Your instructions
Count the lines in the rows below that contain the string "pada", treating uppercase and lowercase as distinct, and give only the number.

Collected data entries
◇ ◇ ◇ ◇

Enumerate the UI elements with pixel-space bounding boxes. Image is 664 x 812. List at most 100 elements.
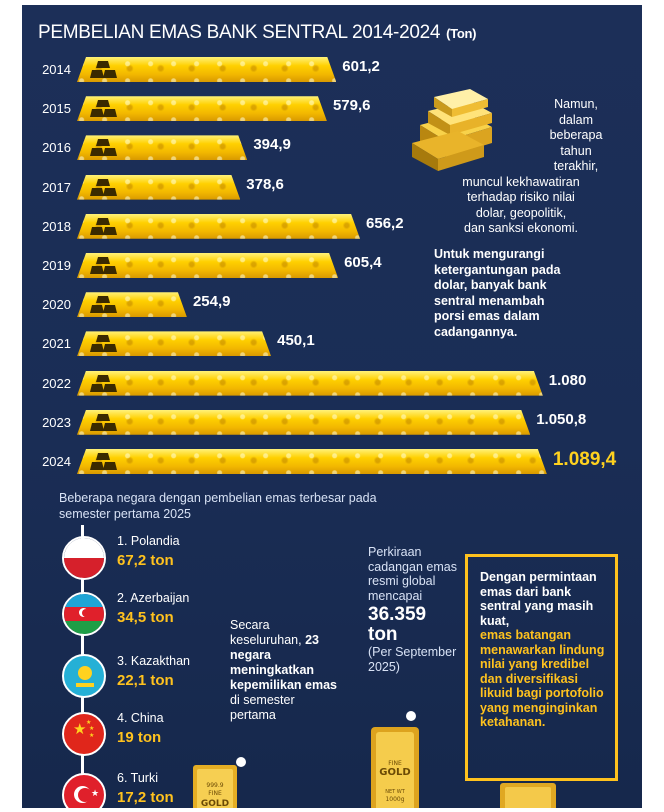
- value-label: 1.089,4: [552, 449, 617, 470]
- side-note-bold-line: ketergantungan pada: [434, 262, 561, 277]
- azerbaijan-flag-icon: [62, 592, 106, 636]
- gold-ingot-icon: [90, 335, 117, 353]
- bar: [77, 371, 543, 396]
- year-label: 2019: [42, 258, 71, 273]
- side-note-line: beberapa: [549, 128, 603, 142]
- bar: [77, 449, 547, 474]
- gold-ingot-icon: [90, 61, 117, 78]
- bar: [77, 253, 338, 278]
- gold-bar-left-mark-3: GOLD: [201, 799, 229, 808]
- bar: [77, 96, 327, 121]
- year-label: 2023: [42, 414, 71, 430]
- country-name: 4. China: [117, 711, 164, 725]
- summary-text: Secara keseluruhan, 23 negara meningkatk…: [230, 618, 340, 723]
- side-note-line: muncul kekhawatiran: [462, 174, 580, 189]
- country-value: 67,2 ton: [117, 552, 174, 569]
- side-note-line: dalam: [558, 112, 594, 127]
- side-note-bold-line: Untuk mengurangi: [434, 247, 545, 261]
- value-label: 579,6: [332, 97, 371, 115]
- summary-line2: di semester pertama: [230, 693, 295, 722]
- year-label: 2021: [42, 336, 71, 352]
- year-label: 2018: [42, 218, 71, 234]
- bar: [77, 57, 336, 82]
- gold-bar-middle-mark-1: FINE: [388, 760, 402, 767]
- value-label: 1.080: [548, 371, 587, 389]
- side-note-line: dolar, geopolitik,: [475, 205, 567, 220]
- value-label: 605,4: [344, 254, 382, 271]
- side-note-bold-line: porsi emas dalam: [434, 309, 540, 323]
- gold-ingot-icon: [90, 374, 117, 392]
- gold-bar-middle-mark-2: GOLD: [379, 767, 410, 778]
- bar: [77, 410, 530, 435]
- year-label: 2020: [42, 297, 71, 313]
- gold-ingot-icon: [90, 257, 117, 274]
- side-note-bold-line: cadangannya.: [434, 324, 518, 339]
- side-note-bold-line: sentral menambah: [434, 293, 545, 308]
- value-label: 254,9: [192, 293, 231, 311]
- gold-bars-image: [412, 89, 492, 171]
- side-note-line: terakhir,: [553, 159, 599, 173]
- title-unit: (Ton): [446, 26, 477, 41]
- estimate-note: (Per September 2025): [368, 645, 457, 674]
- gold-ingot-icon: [90, 178, 117, 196]
- side-note-line: Namun,: [554, 97, 598, 111]
- year-label: 2014: [42, 62, 71, 77]
- year-label: 2017: [42, 179, 71, 195]
- infographic: PEMBELIAN EMAS BANK SENTRAL 2014-2024 (To…: [22, 5, 642, 808]
- timeline-dot: [236, 757, 246, 767]
- side-note-line: terhadap risiko nilai: [467, 190, 575, 204]
- country-name: 3. Kazakthan: [117, 654, 190, 668]
- gold-bar-middle-image: FINE GOLD NET WT 1000g: [371, 727, 419, 808]
- gold-bar-left-mark-2: FINE: [208, 790, 222, 797]
- timeline-dot: [406, 711, 416, 721]
- year-label: 2016: [42, 140, 71, 156]
- value-label: 1.050,8: [536, 410, 587, 428]
- country-name: 1. Polandia: [117, 534, 180, 548]
- gold-ingot-icon: [90, 296, 117, 314]
- country-value: 22,1 ton: [117, 672, 174, 689]
- kazakhstan-flag-icon: [62, 654, 106, 698]
- estimate-value: 36.359 ton: [368, 604, 427, 645]
- year-label: 2015: [42, 101, 71, 117]
- turkey-flag-icon: ★: [62, 773, 106, 808]
- side-note-bold-line: dolar, banyak bank: [434, 278, 547, 292]
- gold-ingot-icon: [90, 413, 117, 431]
- value-label: 394,9: [253, 136, 291, 154]
- gold-bar-left-mark-1: 999.9: [206, 782, 223, 789]
- gold-ingot-icon: [90, 453, 117, 470]
- value-label: 601,2: [342, 58, 380, 75]
- callout-box: Dengan permintaan emas dari bank sentral…: [465, 554, 618, 781]
- gold-bar-middle-mark-4: 1000g: [385, 796, 404, 803]
- country-value: 19 ton: [117, 729, 162, 746]
- gold-ingot-icon: [90, 100, 117, 118]
- country-value: 34,5 ton: [117, 609, 174, 626]
- country-value: 17,2 ton: [117, 789, 174, 806]
- countries-intro: Beberapa negara dengan pembelian emas te…: [59, 491, 377, 521]
- gold-ingot-icon: [90, 139, 117, 157]
- gold-bar-right-image: [500, 783, 556, 808]
- summary-bold: 23 negara meningkatkan kepemilikan emas: [230, 633, 338, 692]
- poland-flag-icon: [62, 536, 106, 580]
- callout-yellow-text: emas batangan menawarkan lindung nilai y…: [480, 628, 605, 729]
- reserve-estimate: Perkiraan cadangan emas resmi global men…: [368, 545, 458, 674]
- bar: [77, 214, 360, 239]
- year-label: 2022: [42, 375, 71, 391]
- chart-title: PEMBELIAN EMAS BANK SENTRAL 2014-2024 (To…: [38, 22, 476, 44]
- value-label: 450,1: [277, 332, 315, 350]
- gold-bar-middle-mark-3: NET WT: [385, 789, 405, 795]
- gold-bar-left-image: 999.9 FINE GOLD: [193, 765, 237, 808]
- side-note-line: dan sanksi ekonomi.: [464, 221, 578, 235]
- side-note-bold: Untuk mengurangi ketergantungan pada dolar…: [434, 247, 614, 340]
- year-label: 2024: [42, 454, 71, 469]
- side-note-text: Namun, dalam beberapa tahun terakhir, muncul …: [426, 97, 616, 237]
- title-text: PEMBELIAN EMAS BANK SENTRAL 2014-2024: [38, 22, 441, 43]
- country-name: 2. Azerbaijan: [117, 591, 190, 605]
- value-label: 378,6: [246, 175, 284, 193]
- country-name: 6. Turki: [117, 771, 158, 785]
- value-label: 656,2: [366, 214, 404, 232]
- side-note-line: tahun: [560, 143, 592, 158]
- gold-ingot-icon: [90, 217, 117, 235]
- summary-line1: Secara keseluruhan,: [230, 618, 302, 647]
- callout-white-text: Dengan permintaan emas dari bank sentral…: [480, 570, 597, 628]
- estimate-label: Perkiraan cadangan emas resmi global men…: [368, 545, 457, 603]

◇ ◇ ◇ ◇

Response to the task
2